====== Verilen bilgiler ======
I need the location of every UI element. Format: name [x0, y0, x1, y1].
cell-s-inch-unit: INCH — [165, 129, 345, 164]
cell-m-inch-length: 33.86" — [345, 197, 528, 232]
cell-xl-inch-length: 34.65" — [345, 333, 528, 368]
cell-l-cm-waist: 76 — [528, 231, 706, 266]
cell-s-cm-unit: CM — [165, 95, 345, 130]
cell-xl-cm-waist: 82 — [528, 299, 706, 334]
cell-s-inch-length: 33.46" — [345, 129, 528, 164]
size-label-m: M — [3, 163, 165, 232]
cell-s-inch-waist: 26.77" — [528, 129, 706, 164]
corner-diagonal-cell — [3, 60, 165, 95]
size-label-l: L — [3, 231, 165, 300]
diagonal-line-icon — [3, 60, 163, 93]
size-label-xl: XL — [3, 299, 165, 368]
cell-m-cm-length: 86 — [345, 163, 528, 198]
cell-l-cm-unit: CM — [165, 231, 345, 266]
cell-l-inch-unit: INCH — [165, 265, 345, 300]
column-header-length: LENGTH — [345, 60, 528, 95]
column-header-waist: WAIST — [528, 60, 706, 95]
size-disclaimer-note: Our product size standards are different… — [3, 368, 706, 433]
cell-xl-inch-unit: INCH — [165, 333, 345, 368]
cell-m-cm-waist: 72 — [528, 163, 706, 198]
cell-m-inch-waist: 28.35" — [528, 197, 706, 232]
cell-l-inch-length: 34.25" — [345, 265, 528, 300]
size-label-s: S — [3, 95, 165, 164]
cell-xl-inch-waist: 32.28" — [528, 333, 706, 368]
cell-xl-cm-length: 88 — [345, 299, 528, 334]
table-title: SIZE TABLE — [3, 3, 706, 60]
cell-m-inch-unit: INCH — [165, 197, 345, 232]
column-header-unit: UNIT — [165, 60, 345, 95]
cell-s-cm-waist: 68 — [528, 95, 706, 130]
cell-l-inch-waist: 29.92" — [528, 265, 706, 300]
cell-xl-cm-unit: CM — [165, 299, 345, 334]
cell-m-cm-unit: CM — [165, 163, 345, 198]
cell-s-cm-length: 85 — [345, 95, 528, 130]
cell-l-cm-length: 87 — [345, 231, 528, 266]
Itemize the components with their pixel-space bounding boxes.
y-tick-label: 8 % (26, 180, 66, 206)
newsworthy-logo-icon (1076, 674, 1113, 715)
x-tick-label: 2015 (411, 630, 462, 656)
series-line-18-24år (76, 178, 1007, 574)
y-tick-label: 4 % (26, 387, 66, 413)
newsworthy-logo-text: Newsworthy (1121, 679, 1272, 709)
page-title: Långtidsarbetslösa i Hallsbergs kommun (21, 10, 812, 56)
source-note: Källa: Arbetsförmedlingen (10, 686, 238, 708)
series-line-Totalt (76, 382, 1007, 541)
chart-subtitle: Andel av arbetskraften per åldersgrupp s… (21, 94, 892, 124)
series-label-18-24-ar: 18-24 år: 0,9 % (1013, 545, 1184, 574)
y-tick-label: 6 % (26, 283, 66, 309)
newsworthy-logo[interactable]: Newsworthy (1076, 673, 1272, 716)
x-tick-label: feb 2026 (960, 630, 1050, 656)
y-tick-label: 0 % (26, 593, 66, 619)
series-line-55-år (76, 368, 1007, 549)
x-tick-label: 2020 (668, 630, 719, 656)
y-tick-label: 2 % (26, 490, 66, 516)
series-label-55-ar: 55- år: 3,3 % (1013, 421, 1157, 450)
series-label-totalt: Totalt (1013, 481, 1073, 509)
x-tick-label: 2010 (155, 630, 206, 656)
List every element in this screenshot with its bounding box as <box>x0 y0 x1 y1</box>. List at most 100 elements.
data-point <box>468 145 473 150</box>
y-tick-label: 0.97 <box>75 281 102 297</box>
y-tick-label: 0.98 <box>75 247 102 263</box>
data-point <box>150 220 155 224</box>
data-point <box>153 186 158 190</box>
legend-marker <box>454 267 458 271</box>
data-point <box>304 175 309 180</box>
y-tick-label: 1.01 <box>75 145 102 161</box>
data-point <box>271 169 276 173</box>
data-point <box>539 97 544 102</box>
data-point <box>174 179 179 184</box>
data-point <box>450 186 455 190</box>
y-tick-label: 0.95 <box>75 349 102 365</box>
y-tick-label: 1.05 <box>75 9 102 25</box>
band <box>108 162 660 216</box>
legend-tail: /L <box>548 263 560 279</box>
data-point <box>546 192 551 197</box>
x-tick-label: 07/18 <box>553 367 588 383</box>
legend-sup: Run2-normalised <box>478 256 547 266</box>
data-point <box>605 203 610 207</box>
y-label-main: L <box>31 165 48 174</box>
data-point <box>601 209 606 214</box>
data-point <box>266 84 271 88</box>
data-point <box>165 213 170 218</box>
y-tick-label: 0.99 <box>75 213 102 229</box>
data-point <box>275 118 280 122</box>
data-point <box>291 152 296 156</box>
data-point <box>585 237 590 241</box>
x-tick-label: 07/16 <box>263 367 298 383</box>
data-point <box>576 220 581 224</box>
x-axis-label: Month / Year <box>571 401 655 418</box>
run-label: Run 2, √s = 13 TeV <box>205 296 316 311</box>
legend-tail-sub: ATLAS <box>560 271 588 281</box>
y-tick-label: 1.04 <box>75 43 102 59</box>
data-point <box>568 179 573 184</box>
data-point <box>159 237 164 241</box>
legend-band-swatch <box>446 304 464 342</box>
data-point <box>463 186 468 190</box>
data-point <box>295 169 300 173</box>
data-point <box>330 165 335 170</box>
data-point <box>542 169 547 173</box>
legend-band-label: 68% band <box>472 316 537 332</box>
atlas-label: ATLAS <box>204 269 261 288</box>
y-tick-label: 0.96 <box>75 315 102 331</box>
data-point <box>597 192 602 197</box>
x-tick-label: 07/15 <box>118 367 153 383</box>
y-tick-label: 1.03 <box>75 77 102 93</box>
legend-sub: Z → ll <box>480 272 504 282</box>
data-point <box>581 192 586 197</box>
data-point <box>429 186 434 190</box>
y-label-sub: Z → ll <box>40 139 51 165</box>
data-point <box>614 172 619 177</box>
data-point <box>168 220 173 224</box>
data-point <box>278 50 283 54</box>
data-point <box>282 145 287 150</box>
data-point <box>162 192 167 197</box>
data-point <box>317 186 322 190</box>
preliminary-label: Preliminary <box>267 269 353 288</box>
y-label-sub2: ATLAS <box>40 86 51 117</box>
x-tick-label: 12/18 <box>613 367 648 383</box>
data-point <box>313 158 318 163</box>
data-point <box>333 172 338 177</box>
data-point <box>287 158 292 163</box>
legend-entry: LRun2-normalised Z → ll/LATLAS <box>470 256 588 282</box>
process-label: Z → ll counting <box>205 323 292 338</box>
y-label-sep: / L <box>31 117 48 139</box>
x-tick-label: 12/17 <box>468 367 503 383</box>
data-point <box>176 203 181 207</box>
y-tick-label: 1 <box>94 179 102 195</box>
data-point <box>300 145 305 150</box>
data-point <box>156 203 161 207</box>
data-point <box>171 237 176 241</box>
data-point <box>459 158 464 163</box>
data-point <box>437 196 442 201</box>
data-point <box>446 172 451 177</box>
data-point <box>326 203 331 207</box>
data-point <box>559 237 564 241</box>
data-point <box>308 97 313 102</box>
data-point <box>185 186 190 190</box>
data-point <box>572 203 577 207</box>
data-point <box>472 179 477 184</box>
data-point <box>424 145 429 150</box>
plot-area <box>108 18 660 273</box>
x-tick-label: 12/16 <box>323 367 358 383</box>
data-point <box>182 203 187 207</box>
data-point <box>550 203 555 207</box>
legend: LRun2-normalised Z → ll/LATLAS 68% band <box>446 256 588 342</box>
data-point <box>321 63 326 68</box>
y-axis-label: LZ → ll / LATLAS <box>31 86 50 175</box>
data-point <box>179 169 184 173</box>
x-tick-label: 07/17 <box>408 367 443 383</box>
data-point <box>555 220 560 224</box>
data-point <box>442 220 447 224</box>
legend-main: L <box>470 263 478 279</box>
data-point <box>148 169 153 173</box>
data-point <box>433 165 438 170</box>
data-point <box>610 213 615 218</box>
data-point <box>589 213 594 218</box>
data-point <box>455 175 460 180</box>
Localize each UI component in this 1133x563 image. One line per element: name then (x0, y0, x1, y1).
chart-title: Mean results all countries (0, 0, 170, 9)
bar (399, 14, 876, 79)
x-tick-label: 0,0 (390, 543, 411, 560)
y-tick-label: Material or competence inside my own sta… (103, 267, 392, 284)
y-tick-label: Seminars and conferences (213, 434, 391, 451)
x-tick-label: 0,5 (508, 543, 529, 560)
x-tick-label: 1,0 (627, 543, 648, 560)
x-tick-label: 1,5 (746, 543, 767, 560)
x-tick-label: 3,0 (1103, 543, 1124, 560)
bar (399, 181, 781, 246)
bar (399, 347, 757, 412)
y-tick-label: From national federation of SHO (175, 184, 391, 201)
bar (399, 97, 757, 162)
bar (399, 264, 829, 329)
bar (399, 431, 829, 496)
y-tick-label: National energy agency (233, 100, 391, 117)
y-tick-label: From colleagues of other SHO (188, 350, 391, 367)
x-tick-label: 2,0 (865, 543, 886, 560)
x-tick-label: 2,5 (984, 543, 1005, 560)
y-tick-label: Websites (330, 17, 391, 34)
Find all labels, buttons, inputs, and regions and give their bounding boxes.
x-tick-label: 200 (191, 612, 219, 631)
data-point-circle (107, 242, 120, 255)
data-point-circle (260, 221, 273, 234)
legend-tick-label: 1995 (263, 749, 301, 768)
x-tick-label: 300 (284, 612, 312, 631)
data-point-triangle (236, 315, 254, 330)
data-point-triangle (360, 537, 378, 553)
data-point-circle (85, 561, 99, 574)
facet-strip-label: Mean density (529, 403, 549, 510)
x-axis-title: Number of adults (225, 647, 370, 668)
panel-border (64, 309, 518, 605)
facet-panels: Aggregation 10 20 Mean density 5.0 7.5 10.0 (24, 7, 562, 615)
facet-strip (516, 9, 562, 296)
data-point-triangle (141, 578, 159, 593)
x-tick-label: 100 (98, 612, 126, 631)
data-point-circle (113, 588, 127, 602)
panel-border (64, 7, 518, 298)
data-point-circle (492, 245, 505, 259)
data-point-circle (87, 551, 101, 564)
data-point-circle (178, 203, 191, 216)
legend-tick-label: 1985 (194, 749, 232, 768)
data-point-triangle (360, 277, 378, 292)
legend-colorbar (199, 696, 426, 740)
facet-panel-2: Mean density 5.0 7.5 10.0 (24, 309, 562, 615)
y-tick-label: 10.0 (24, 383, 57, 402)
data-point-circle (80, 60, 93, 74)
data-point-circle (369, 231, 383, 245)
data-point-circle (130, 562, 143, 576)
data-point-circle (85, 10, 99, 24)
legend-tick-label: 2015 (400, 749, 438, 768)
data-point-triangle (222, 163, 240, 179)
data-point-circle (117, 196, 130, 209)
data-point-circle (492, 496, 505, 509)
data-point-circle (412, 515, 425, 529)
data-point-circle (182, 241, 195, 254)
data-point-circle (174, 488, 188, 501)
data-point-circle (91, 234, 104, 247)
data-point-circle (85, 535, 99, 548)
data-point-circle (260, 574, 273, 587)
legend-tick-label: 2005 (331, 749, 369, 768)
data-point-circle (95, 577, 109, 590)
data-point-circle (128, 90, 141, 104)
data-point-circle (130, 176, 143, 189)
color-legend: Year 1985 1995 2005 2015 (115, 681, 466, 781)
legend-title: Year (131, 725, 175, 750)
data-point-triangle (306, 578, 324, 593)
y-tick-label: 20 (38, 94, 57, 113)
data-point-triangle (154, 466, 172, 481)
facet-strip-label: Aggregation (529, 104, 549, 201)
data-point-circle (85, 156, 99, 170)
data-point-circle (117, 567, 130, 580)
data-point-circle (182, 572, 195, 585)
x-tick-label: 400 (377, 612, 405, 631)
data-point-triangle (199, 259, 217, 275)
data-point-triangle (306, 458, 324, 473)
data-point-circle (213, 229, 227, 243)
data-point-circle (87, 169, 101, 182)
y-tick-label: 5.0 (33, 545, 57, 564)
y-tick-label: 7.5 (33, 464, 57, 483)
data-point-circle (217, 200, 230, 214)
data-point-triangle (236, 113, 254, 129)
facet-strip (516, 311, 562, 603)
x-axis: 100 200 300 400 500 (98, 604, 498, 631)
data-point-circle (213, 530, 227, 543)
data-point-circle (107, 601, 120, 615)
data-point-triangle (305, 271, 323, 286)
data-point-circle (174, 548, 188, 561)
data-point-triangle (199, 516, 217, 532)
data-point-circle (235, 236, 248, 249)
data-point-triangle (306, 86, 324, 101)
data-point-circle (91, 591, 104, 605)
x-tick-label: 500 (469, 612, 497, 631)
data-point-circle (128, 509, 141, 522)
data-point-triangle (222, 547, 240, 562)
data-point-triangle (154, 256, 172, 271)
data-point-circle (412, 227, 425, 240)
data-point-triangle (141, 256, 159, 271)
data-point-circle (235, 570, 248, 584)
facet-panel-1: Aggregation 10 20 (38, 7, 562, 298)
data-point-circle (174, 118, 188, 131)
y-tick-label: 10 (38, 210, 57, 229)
======
• İstek: Listenin başından "cell-xl-cm-waist: 82 — [528, 299, 706, 334]" ifadesini içeren satıra kadar uzanan kısmı, iki uç da dahil ve boş satırlar atlanarak, "Sıra" ve "Satır" sütunlarından oluşan bir Markdown tablosu olarak yeniden yazar mısın?

• Çözüm:
| Sıra | Satır |
|---|---|
| 1 | I need the location of every UI element. Format: name [x0, y0, x1, y1]. |
| 2 | cell-s-inch-unit: INCH — [165, 129, 345, 164] |
| 3 | cell-m-inch-length: 33.86" — [345, 197, 528, 232] |
| 4 | cell-xl-inch-length: 34.65" — [345, 333, 528, 368] |
| 5 | cell-l-cm-waist: 76 — [528, 231, 706, 266] |
| 6 | cell-s-cm-unit: CM — [165, 95, 345, 130] |
| 7 | cell-xl-cm-waist: 82 — [528, 299, 706, 334] |